> **WRITTEN PROBLEM**
Copy the records below exactly, leaving out every picture.

> **Entries from a visual dataset**

────────────────

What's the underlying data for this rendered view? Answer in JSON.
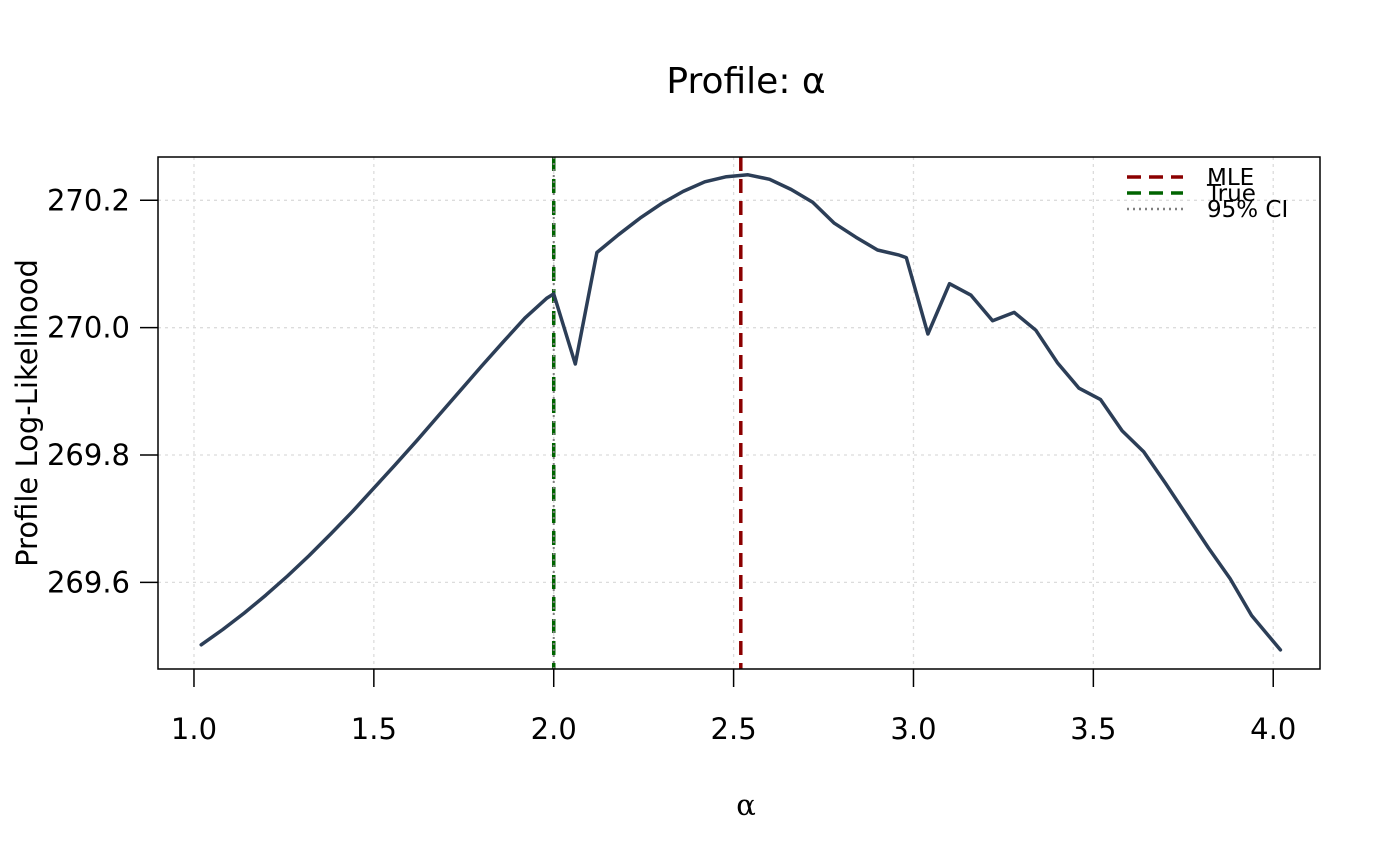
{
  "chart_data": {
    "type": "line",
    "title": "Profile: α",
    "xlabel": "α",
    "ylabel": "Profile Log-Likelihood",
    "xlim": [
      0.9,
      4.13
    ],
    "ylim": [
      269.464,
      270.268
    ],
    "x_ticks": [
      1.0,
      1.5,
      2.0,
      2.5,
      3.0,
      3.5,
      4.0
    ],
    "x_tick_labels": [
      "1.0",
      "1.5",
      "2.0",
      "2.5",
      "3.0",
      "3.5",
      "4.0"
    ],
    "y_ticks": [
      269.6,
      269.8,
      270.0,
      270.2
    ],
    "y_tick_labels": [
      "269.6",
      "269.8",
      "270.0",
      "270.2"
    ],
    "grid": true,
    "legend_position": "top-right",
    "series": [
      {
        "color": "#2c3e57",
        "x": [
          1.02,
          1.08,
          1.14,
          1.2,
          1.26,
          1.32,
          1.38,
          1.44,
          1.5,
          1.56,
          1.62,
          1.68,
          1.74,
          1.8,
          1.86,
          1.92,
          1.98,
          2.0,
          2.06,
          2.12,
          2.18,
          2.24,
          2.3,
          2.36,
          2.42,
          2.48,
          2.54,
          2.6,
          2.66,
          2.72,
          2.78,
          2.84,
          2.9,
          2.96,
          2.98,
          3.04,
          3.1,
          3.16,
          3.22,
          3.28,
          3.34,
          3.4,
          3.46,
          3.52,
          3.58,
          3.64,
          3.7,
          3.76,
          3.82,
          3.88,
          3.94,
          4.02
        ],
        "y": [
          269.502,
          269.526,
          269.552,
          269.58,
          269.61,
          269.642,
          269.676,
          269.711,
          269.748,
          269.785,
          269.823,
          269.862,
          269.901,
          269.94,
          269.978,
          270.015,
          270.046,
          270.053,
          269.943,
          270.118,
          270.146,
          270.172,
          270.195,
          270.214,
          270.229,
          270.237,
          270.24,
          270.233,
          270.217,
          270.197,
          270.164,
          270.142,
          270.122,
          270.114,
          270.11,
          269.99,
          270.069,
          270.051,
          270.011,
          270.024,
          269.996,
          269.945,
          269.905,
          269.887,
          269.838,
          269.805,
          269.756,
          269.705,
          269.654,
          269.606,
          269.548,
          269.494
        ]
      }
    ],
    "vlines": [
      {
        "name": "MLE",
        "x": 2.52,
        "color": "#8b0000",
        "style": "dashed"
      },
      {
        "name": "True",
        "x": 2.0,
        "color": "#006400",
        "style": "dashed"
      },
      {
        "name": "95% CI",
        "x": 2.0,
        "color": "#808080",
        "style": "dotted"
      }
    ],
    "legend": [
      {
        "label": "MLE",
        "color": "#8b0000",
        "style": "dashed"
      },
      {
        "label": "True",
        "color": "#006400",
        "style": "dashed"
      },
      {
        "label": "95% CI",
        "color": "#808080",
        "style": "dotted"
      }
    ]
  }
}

────────────────

> **RESULT FOR THIS TASK**
What's the underlying data for this rendered view? Answer in JSON.
{
  "chart_data": {
    "type": "line",
    "title": "Profile: α",
    "xlabel": "α",
    "ylabel": "Profile Log-Likelihood",
    "xlim": [
      0.9,
      4.13
    ],
    "ylim": [
      269.464,
      270.268
    ],
    "x_ticks": [
      1.0,
      1.5,
      2.0,
      2.5,
      3.0,
      3.5,
      4.0
    ],
    "x_tick_labels": [
      "1.0",
      "1.5",
      "2.0",
      "2.5",
      "3.0",
      "3.5",
      "4.0"
    ],
    "y_ticks": [
      269.6,
      269.8,
      270.0,
      270.2
    ],
    "y_tick_labels": [
      "269.6",
      "269.8",
      "270.0",
      "270.2"
    ],
    "grid": true,
    "legend_position": "top-right",
    "series": [
      {
        "color": "#2c3e57",
        "x": [
          1.02,
          1.08,
          1.14,
          1.2,
          1.26,
          1.32,
          1.38,
          1.44,
          1.5,
          1.56,
          1.62,
          1.68,
          1.74,
          1.8,
          1.86,
          1.92,
          1.98,
          2.0,
          2.06,
          2.12,
          2.18,
          2.24,
          2.3,
          2.36,
          2.42,
          2.48,
          2.54,
          2.6,
          2.66,
          2.72,
          2.78,
          2.84,
          2.9,
          2.96,
          2.98,
          3.04,
          3.1,
          3.16,
          3.22,
          3.28,
          3.34,
          3.4,
          3.46,
          3.52,
          3.58,
          3.64,
          3.7,
          3.76,
          3.82,
          3.88,
          3.94,
          4.02
        ],
        "y": [
          269.502,
          269.526,
          269.552,
          269.58,
          269.61,
          269.642,
          269.676,
          269.711,
          269.748,
          269.785,
          269.823,
          269.862,
          269.901,
          269.94,
          269.978,
          270.015,
          270.046,
          270.053,
          269.943,
          270.118,
          270.146,
          270.172,
          270.195,
          270.214,
          270.229,
          270.237,
          270.24,
          270.233,
          270.217,
          270.197,
          270.164,
          270.142,
          270.122,
          270.114,
          270.11,
          269.99,
          270.069,
          270.051,
          270.011,
          270.024,
          269.996,
          269.945,
          269.905,
          269.887,
          269.838,
          269.805,
          269.756,
          269.705,
          269.654,
          269.606,
          269.548,
          269.494
        ]
      }
    ],
    "vlines": [
      {
        "name": "MLE",
        "x": 2.52,
        "color": "#8b0000",
        "style": "dashed"
      },
      {
        "name": "True",
        "x": 2.0,
        "color": "#006400",
        "style": "dashed"
      },
      {
        "name": "95% CI",
        "x": 2.0,
        "color": "#808080",
        "style": "dotted"
      }
    ],
    "legend": [
      {
        "label": "MLE",
        "color": "#8b0000",
        "style": "dashed"
      },
      {
        "label": "True",
        "color": "#006400",
        "style": "dashed"
      },
      {
        "label": "95% CI",
        "color": "#808080",
        "style": "dotted"
      }
    ]
  }
}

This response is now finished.